> _Problem to work on_: Check each line of the data for "include" and select those that have it.

> _Provided data_:

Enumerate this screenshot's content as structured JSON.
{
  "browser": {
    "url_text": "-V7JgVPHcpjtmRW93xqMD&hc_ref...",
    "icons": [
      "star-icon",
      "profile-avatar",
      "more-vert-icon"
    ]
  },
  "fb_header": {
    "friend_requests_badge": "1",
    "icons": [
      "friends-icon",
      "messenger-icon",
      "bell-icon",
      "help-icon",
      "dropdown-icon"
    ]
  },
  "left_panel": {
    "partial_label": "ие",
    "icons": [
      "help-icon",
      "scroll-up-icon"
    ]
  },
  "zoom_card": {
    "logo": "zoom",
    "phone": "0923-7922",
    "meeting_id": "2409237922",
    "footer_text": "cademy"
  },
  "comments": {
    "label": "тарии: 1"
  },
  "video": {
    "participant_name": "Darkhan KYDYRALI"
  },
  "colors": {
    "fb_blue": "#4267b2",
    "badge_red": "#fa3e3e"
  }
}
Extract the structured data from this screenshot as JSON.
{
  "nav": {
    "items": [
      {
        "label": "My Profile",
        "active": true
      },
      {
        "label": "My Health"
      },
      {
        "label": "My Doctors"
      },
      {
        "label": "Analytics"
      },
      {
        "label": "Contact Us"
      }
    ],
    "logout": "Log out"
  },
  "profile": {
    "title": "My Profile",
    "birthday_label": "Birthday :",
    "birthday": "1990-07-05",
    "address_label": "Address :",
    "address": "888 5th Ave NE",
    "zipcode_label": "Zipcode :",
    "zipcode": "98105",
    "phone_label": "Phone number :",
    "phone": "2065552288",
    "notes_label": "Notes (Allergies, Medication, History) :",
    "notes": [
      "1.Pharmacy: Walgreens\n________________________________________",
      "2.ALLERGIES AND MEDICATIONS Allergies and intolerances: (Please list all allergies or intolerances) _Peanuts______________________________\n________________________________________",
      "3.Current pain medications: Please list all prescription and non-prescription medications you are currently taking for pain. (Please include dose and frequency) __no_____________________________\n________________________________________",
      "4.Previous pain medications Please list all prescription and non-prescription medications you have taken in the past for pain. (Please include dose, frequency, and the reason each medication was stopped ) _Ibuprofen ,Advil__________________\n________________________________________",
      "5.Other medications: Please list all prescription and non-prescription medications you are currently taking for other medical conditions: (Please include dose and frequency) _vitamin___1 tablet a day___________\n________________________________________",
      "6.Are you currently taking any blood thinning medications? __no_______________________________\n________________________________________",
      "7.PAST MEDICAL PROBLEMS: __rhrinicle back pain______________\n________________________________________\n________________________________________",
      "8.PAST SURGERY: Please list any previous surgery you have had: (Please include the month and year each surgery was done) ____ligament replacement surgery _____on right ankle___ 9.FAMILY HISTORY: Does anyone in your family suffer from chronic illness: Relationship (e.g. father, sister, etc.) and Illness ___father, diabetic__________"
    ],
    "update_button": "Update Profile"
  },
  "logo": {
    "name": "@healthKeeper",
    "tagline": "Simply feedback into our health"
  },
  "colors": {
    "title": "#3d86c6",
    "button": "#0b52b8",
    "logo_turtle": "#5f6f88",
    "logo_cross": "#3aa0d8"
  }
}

> _Solution to this problem_:
      "3.Current pain medications: Please list all prescription and non-prescription medications you are currently taking for pain. (Please include dose and frequency) __no_____________________________\n________________________________________",
      "4.Previous pain medications Please list all prescription and non-prescription medications you have taken in the past for pain. (Please include dose, frequency, and the reason each medication was stopped ) _Ibuprofen ,Advil__________________\n________________________________________",
      "5.Other medications: Please list all prescription and non-prescription medications you are currently taking for other medical conditions: (Please include dose and frequency) _vitamin___1 tablet a day___________\n________________________________________",
      "8.PAST SURGERY: Please list any previous surgery you have had: (Please include the month and year each surgery was done) ____ligament replacement surgery _____on right ankle___ 9.FAMILY HISTORY: Does anyone in your family suffer from chronic illness: Relationship (e.g. father, sister, etc.) and Illness ___father, diabetic__________"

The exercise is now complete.